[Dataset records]
- - -

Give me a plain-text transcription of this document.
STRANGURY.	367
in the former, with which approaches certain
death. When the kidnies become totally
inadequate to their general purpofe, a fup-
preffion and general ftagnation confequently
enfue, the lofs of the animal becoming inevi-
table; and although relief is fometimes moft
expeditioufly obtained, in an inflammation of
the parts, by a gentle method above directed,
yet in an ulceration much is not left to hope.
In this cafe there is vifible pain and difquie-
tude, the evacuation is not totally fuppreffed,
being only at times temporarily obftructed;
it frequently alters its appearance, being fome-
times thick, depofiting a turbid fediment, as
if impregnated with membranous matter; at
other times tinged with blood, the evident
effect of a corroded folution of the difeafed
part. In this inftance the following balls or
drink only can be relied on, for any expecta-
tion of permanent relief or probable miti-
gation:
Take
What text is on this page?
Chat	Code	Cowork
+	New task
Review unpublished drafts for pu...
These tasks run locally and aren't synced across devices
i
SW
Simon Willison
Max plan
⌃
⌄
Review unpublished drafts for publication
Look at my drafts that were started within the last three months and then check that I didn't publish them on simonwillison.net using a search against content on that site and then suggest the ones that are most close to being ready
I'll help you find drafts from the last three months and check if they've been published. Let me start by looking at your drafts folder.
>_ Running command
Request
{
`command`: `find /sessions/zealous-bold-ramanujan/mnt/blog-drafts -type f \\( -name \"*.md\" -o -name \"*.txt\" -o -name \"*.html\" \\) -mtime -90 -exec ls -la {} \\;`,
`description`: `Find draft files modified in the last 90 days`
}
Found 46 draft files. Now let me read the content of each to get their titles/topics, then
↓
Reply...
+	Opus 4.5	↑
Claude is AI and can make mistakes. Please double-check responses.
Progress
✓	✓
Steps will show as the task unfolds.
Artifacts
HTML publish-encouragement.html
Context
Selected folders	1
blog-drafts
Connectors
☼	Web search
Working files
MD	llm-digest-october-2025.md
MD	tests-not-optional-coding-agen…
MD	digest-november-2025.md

- - -

Challenge:
Repeat the entries exactly, all of them.

Finished exercise:
Give me a plain-text transcription of this document.
STRANGURY.	367
in the former, with which approaches certain
death. When the kidnies become totally
inadequate to their general purpofe, a fup-
preffion and general ftagnation confequently
enfue, the lofs of the animal becoming inevi-
table; and although relief is fometimes moft
expeditioufly obtained, in an inflammation of
the parts, by a gentle method above directed,
yet in an ulceration much is not left to hope.
In this cafe there is vifible pain and difquie-
tude, the evacuation is not totally fuppreffed,
being only at times temporarily obftructed;
it frequently alters its appearance, being fome-
times thick, depofiting a turbid fediment, as
if impregnated with membranous matter; at
other times tinged with blood, the evident
effect of a corroded folution of the difeafed
part. In this inftance the following balls or
drink only can be relied on, for any expecta-
tion of permanent relief or probable miti-
gation:
Take
What text is on this page?
Chat	Code	Cowork
+	New task
Review unpublished drafts for pu...
These tasks run locally and aren't synced across devices
i
SW
Simon Willison
Max plan
⌃
⌄
Review unpublished drafts for publication
Look at my drafts that were started within the last three months and then check that I didn't publish them on simonwillison.net using a search against content on that site and then suggest the ones that are most close to being ready
I'll help you find drafts from the last three months and check if they've been published. Let me start by looking at your drafts folder.
>_ Running command
Request
{
`command`: `find /sessions/zealous-bold-ramanujan/mnt/blog-drafts -type f \\( -name \"*.md\" -o -name \"*.txt\" -o -name \"*.html\" \\) -mtime -90 -exec ls -la {} \\;`,
`description`: `Find draft files modified in the last 90 days`
}
Found 46 draft files. Now let me read the content of each to get their titles/topics, then
↓
Reply...
+	Opus 4.5	↑
Claude is AI and can make mistakes. Please double-check responses.
Progress
✓	✓
Steps will show as the task unfolds.
Artifacts
HTML publish-encouragement.html
Context
Selected folders	1
blog-drafts
Connectors
☼	Web search
Working files
MD	llm-digest-october-2025.md
MD	tests-not-optional-coding-agen…
MD	digest-november-2025.md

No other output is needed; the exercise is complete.